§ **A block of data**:

--- begin ---

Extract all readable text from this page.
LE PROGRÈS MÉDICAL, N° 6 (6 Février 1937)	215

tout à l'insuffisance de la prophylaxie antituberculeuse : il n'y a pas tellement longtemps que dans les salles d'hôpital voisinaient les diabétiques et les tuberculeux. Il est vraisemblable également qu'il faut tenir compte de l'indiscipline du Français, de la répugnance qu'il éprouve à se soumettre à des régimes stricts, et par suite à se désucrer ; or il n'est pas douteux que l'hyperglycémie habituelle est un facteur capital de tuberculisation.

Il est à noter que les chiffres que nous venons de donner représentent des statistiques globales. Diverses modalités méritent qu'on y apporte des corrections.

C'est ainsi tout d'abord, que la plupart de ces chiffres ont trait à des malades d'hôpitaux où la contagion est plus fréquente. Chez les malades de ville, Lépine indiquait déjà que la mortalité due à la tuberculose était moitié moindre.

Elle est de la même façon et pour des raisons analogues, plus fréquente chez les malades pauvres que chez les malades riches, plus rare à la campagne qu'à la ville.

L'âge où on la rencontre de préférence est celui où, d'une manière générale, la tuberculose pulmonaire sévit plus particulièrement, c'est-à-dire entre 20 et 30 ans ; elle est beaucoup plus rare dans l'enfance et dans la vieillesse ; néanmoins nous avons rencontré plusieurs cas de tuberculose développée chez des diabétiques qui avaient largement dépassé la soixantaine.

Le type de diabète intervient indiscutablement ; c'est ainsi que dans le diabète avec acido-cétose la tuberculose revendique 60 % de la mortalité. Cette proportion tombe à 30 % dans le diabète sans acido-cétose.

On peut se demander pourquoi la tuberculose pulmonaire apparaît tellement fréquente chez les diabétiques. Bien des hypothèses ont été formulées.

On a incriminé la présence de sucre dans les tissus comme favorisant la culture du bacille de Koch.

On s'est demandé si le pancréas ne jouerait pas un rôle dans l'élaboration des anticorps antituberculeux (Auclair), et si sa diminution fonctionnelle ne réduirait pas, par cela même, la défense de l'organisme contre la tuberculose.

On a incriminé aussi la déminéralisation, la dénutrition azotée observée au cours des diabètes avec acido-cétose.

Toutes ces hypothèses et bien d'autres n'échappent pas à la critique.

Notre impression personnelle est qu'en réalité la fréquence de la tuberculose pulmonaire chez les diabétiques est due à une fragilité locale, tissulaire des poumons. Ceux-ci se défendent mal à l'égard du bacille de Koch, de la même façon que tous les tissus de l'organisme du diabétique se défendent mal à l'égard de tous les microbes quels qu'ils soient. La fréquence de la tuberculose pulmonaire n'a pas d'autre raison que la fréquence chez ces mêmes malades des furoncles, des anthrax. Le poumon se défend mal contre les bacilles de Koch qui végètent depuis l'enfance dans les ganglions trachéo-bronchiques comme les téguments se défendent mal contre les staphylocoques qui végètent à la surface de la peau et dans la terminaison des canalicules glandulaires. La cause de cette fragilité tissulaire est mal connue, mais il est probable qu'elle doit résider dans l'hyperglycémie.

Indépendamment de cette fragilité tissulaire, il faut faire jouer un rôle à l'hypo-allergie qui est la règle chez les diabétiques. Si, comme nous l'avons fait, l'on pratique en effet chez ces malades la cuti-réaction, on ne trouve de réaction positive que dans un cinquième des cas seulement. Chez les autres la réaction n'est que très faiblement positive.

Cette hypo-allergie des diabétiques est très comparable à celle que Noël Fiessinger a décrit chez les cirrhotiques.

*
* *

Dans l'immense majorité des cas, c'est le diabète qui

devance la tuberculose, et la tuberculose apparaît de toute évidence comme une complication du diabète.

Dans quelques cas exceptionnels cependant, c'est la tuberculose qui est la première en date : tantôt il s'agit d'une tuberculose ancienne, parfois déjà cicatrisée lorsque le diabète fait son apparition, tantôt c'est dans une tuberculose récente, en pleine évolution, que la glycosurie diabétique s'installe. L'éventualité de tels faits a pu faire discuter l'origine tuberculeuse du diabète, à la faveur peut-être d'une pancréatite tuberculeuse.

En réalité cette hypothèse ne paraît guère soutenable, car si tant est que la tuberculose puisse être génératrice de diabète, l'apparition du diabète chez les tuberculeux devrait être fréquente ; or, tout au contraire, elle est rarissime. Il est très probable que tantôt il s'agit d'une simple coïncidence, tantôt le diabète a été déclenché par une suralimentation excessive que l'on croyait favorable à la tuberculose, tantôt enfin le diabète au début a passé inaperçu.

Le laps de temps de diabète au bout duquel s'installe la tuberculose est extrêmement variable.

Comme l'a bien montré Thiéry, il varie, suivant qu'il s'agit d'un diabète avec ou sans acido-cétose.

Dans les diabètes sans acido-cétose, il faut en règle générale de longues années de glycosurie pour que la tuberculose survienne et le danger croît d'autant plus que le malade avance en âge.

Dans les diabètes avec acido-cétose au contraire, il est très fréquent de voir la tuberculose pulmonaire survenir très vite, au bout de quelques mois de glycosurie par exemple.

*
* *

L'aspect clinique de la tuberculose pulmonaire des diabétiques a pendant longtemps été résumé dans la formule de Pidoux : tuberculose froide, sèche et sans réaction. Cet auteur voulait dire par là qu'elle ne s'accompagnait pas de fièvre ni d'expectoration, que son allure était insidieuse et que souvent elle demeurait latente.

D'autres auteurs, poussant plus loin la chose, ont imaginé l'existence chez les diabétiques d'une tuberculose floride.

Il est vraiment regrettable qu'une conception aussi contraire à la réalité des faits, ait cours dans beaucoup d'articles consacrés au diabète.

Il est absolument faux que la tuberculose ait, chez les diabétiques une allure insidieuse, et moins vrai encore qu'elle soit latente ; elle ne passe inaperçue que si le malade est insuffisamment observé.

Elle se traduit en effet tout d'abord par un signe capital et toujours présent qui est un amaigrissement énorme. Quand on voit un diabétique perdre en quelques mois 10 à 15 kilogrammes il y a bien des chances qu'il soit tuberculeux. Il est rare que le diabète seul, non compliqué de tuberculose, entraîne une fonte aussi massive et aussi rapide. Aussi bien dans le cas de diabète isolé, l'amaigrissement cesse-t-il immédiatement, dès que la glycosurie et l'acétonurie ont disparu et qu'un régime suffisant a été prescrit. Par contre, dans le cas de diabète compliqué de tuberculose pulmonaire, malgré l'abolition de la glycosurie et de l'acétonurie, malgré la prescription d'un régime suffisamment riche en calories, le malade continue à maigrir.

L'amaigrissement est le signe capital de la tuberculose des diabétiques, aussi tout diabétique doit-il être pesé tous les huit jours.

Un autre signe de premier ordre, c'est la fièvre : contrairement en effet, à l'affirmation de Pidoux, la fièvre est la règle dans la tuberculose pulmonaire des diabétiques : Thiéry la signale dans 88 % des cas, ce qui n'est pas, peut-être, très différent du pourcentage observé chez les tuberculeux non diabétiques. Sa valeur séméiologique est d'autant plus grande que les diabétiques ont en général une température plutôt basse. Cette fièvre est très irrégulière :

--- end ---

§ **To do**:
Where a line of the data holds "incriminé", show that line.

§ **Reply to the exercise**:
On a incriminé la présence de sucre dans les tissus comme favorisant la culture du bacille de Koch.
On a incriminé aussi la déminéralisation, la dénutrition azotée observée au cours des diabètes avec acido-cétose.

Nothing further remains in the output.